§ Stored data entries:
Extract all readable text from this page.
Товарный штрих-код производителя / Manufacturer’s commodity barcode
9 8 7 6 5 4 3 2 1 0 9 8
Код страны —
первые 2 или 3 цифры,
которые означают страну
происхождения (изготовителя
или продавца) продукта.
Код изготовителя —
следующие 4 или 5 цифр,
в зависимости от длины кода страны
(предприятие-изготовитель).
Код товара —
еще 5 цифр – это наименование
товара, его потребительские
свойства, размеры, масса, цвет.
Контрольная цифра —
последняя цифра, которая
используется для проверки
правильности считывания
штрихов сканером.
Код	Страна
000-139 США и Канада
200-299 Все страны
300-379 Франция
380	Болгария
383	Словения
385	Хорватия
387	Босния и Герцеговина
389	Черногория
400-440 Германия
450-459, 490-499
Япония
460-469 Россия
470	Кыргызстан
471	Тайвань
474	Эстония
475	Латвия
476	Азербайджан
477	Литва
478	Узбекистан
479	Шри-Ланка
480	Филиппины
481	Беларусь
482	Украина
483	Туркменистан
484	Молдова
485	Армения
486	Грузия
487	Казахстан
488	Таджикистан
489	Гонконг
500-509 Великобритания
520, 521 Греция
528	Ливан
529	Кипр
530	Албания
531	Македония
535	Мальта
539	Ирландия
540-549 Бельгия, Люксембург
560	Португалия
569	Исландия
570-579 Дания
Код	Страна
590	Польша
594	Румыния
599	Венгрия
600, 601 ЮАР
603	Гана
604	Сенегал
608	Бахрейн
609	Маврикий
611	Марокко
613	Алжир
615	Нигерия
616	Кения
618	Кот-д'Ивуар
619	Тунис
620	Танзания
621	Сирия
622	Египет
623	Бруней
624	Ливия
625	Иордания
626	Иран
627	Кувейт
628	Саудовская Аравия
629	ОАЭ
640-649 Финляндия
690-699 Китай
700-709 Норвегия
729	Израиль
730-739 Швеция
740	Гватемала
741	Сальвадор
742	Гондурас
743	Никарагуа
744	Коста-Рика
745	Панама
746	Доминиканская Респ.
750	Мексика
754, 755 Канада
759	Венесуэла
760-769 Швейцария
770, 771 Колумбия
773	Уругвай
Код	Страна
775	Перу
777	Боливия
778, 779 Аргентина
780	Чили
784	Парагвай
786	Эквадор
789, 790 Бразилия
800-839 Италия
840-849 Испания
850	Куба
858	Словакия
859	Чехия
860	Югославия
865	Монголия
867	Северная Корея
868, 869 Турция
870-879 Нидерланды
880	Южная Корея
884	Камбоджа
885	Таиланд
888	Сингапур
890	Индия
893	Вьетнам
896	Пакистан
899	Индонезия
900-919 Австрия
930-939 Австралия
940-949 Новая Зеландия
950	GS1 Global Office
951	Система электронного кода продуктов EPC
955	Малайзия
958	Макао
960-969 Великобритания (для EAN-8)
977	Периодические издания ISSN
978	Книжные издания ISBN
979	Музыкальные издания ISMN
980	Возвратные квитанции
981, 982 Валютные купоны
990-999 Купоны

§ YOUR INSTRUCTIONS:
Report the count of lines in the entries that contain the string "товара", and nothing besides it.

§ EXERCISE SOLUTION:
2